▽
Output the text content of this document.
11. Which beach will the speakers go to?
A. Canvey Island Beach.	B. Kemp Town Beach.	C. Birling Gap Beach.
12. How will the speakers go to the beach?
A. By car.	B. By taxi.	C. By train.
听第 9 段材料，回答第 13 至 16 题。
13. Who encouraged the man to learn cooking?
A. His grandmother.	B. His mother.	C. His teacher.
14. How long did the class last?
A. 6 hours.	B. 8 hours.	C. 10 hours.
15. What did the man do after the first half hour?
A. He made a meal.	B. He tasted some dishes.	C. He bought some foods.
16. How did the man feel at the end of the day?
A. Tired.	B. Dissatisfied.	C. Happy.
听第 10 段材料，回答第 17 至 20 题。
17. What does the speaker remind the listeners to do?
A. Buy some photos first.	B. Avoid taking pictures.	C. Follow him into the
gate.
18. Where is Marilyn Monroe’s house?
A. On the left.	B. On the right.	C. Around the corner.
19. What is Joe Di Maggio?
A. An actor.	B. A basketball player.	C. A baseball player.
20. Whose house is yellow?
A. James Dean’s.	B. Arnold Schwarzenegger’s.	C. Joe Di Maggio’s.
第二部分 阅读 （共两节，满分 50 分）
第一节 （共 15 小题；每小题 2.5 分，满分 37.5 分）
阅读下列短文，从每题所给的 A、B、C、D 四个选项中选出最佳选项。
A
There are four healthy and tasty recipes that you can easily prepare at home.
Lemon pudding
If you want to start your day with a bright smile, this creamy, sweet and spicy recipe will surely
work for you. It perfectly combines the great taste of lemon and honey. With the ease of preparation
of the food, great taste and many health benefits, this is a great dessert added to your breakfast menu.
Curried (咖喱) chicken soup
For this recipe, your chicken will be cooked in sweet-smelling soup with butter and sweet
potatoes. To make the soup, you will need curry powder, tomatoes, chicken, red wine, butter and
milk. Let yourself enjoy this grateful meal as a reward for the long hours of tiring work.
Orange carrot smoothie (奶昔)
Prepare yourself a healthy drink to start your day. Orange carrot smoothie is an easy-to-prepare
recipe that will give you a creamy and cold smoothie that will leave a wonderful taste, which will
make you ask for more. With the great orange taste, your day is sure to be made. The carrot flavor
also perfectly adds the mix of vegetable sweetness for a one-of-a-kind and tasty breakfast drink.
△
▽
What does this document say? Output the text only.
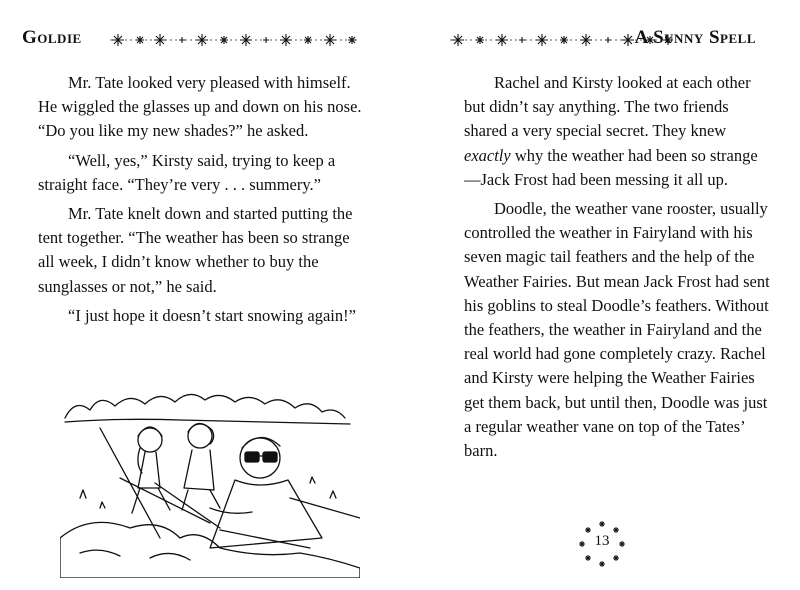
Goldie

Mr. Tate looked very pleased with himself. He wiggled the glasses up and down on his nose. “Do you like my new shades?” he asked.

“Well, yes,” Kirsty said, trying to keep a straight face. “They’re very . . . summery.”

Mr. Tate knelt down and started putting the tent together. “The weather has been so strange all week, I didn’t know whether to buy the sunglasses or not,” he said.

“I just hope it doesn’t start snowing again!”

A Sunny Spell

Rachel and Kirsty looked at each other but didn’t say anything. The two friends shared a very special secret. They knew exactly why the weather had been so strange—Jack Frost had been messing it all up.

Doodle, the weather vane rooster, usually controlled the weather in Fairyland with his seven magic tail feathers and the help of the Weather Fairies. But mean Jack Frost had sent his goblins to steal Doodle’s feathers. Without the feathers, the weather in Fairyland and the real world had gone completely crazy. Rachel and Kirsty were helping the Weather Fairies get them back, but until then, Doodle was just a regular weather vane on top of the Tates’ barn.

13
△
■ Written request ■
Copy, from the material above, each line in which the string "long" occurs.

■ The reply ■
14. How long did the class last?
milk. Let yourself enjoy this grateful meal as a reward for the long hours of tiring work.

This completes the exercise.